Below are the entries; return every line among them that holds the word "with".
======
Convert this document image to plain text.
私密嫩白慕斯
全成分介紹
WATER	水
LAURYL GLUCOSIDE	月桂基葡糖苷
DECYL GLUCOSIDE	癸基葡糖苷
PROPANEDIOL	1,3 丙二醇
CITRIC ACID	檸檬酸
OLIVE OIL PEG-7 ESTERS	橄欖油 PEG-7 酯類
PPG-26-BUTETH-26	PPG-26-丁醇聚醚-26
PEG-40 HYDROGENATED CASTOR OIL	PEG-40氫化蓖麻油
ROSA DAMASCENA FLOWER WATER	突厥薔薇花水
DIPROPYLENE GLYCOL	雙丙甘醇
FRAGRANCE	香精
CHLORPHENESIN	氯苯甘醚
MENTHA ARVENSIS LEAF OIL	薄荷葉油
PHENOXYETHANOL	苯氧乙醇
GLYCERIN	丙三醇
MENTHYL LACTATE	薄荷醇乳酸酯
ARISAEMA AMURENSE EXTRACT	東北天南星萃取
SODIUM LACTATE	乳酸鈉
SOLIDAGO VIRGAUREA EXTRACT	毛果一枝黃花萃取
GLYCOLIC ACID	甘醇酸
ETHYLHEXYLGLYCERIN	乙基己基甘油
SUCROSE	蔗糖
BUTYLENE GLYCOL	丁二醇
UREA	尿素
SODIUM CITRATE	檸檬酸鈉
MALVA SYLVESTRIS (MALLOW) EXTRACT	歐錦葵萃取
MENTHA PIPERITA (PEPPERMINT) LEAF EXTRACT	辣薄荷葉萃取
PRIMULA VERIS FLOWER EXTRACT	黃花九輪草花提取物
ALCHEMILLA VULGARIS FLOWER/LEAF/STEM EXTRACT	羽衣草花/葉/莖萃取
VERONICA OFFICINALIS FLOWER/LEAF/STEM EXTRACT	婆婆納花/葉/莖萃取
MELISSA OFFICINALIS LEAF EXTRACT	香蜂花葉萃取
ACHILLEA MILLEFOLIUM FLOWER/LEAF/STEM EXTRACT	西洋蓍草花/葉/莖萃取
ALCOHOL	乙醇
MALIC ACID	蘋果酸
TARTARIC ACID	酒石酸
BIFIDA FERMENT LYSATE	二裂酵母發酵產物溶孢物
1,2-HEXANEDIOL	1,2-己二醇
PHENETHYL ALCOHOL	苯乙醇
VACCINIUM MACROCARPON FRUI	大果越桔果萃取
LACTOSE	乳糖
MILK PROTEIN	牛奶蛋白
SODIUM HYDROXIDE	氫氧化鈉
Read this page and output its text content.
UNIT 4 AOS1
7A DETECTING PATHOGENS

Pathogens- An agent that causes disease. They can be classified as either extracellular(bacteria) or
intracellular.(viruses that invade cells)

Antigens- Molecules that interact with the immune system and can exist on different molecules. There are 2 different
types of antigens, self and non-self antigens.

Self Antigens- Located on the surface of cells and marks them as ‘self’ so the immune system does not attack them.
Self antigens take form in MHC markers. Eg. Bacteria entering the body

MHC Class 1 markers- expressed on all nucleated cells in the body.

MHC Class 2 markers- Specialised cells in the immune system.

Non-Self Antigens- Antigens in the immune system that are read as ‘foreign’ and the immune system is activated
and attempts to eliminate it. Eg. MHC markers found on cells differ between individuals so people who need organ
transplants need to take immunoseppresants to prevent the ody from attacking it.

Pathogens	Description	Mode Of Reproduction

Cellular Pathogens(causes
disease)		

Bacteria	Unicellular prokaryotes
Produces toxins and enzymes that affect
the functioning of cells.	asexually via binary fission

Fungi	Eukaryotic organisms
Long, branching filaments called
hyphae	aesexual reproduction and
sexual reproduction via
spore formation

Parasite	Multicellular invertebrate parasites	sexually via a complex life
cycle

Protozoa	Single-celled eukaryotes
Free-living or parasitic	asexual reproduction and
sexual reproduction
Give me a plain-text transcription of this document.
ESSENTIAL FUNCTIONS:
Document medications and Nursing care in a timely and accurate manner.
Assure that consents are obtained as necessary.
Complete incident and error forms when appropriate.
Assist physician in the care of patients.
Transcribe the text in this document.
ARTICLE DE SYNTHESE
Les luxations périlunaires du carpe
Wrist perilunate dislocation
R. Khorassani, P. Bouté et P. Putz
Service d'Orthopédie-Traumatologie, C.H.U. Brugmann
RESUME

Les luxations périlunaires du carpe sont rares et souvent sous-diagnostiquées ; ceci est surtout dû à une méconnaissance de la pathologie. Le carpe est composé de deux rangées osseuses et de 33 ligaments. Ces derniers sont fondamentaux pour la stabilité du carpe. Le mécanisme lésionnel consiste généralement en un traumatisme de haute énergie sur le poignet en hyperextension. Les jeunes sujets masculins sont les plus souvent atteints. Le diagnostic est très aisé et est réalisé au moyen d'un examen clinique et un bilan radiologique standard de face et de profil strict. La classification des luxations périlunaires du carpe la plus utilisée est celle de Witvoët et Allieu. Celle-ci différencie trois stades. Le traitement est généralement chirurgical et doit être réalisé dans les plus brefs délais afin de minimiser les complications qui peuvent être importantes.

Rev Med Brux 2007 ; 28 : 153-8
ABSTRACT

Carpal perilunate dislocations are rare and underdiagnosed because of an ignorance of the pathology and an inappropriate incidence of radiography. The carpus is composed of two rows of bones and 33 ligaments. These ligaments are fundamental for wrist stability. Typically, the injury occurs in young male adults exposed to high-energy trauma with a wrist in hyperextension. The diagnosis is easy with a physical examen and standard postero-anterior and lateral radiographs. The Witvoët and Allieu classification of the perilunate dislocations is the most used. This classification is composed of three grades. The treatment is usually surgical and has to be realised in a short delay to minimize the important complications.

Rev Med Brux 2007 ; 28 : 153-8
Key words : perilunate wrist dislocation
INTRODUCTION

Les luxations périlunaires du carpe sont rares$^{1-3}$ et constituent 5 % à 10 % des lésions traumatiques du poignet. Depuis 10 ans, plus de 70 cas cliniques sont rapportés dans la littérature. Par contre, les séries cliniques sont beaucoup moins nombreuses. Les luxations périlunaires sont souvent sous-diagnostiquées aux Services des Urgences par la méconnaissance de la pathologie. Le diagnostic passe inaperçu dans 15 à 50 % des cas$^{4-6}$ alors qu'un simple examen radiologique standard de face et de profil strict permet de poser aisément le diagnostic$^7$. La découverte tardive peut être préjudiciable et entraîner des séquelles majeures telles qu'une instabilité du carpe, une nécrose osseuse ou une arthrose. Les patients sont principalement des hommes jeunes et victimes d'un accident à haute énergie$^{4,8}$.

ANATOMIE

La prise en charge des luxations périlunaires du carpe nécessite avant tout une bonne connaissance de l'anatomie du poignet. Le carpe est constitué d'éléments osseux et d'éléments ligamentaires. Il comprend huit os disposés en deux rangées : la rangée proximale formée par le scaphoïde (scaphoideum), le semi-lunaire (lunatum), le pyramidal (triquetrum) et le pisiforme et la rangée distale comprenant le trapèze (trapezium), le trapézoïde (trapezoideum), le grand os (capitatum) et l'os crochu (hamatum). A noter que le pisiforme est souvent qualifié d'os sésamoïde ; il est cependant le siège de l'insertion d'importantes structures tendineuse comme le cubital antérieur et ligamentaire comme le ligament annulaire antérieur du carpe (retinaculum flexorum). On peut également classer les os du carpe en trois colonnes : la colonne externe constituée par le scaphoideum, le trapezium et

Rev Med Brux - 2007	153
======
**SOLUTION TO THE EXERCISE**.
Antigens- Molecules that interact with the immune system and can exist on different molecules. There are 2 different
Carpal perilunate dislocations are rare and underdiagnosed because of an ignorance of the pathology and an inappropriate incidence of radiography. The carpus is composed of two rows of bones and 33 ligaments. These ligaments are fundamental for wrist stability. Typically, the injury occurs in young male adults exposed to high-energy trauma with a wrist in hyperextension. The diagnosis is easy with a physical examen and standard postero-anterior and lateral radiographs. The Witvoët and Allieu classification of the perilunate dislocations is the most used. This classification is composed of three grades. The treatment is usually surgical and has to be realised in a short delay to minimize the important complications.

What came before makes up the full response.